--- WHAT THIS TASK INVOLVES ---
Indicate only the number of lines in the listing below in which the word "δαπάνης" appears.

--- RECORDS PROVIDED ---
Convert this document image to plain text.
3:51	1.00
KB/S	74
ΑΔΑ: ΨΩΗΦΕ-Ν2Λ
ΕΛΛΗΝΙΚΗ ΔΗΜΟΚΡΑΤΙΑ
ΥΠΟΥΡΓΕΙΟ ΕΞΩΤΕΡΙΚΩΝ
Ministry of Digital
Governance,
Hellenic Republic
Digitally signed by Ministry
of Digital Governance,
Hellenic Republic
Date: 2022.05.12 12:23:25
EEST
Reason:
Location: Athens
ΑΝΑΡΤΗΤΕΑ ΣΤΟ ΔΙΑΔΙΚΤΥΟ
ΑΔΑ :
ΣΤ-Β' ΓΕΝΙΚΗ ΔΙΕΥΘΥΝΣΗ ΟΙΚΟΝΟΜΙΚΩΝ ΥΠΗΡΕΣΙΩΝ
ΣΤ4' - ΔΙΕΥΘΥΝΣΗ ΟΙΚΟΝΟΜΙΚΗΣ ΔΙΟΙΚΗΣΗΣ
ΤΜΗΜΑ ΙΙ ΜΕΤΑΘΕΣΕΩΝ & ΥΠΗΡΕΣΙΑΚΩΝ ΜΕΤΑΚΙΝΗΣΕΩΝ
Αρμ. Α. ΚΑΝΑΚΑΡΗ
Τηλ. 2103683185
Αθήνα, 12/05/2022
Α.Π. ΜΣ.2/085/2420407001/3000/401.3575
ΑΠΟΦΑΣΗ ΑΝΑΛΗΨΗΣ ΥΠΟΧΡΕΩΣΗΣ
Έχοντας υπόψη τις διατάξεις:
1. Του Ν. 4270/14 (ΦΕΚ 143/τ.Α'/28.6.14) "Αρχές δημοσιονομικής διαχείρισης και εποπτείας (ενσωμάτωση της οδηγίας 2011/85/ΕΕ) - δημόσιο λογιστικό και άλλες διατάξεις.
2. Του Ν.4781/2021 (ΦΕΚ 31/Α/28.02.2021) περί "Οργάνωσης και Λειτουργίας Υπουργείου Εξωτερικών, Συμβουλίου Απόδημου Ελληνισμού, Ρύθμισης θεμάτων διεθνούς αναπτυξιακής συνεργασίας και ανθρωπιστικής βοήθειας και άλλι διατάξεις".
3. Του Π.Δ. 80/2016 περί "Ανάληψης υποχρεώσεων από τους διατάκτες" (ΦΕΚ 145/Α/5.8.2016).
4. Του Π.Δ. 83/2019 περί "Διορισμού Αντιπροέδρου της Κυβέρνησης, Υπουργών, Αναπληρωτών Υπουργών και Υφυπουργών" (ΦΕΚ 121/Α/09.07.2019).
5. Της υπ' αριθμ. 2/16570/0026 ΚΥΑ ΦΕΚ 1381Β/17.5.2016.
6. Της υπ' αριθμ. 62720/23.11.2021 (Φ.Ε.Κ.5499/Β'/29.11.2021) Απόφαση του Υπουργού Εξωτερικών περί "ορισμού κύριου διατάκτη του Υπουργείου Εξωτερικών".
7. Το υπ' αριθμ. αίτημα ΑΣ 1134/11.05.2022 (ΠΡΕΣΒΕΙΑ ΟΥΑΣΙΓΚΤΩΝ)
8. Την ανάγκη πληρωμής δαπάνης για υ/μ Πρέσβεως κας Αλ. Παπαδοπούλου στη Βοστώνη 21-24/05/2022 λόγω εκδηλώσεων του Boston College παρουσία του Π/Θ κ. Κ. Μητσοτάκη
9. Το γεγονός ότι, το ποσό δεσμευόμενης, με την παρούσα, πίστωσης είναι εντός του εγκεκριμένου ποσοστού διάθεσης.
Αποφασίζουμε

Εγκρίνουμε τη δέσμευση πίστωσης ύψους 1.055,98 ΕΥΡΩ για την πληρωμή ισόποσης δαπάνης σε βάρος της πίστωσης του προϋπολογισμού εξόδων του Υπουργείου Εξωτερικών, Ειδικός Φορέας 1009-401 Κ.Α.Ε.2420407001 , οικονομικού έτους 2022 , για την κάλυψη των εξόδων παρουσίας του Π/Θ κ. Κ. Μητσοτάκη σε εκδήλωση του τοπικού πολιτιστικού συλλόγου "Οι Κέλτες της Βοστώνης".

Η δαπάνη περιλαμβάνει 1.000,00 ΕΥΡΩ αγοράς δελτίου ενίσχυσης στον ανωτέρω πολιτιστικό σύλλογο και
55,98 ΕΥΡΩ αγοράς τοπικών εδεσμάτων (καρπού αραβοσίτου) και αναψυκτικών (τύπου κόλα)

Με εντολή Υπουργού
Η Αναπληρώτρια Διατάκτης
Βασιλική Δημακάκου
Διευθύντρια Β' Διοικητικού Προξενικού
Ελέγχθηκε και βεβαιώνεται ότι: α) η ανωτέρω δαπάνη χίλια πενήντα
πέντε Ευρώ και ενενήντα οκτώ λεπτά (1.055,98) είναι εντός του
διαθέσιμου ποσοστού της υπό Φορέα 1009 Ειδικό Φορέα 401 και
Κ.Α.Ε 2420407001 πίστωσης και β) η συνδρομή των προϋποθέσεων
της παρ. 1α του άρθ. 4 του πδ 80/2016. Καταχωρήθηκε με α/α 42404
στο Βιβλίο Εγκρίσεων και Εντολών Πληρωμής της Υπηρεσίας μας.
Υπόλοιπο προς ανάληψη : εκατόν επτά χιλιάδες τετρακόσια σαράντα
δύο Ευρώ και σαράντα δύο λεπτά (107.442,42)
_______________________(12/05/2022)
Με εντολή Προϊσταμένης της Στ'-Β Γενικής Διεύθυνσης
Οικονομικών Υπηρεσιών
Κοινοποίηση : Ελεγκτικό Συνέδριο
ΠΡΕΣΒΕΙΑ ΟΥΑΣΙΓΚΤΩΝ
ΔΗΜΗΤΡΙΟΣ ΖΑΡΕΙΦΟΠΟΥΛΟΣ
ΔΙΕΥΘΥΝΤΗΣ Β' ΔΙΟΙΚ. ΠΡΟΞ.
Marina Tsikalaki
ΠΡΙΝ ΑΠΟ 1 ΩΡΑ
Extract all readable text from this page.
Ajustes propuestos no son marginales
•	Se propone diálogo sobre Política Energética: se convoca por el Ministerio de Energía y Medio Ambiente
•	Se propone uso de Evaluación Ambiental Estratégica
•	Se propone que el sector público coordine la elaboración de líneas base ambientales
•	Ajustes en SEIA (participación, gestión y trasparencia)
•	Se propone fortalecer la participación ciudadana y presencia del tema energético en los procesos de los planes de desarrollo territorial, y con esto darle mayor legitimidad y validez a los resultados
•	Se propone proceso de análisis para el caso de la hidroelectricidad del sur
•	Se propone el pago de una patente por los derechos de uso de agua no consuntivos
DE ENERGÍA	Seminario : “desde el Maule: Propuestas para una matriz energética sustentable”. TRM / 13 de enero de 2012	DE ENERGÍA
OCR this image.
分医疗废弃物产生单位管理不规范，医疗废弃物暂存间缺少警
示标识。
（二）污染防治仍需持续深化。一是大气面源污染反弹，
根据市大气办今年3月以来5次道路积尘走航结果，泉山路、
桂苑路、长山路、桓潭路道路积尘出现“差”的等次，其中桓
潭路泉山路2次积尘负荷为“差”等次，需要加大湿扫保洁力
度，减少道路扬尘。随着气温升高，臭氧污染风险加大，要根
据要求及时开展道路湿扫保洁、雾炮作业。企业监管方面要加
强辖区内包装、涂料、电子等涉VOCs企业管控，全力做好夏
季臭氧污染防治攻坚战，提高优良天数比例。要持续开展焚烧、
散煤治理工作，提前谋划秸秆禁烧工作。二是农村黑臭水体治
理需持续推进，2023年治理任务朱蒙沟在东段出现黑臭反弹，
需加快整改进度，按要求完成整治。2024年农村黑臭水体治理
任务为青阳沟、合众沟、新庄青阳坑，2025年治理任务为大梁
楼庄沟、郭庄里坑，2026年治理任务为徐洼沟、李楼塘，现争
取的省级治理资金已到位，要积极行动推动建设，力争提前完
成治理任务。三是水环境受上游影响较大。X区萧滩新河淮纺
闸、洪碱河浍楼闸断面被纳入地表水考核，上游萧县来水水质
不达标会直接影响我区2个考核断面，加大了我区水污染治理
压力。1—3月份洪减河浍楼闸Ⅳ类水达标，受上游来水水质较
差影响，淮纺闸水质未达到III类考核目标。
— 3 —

--- FINISHED ANSWER ---
2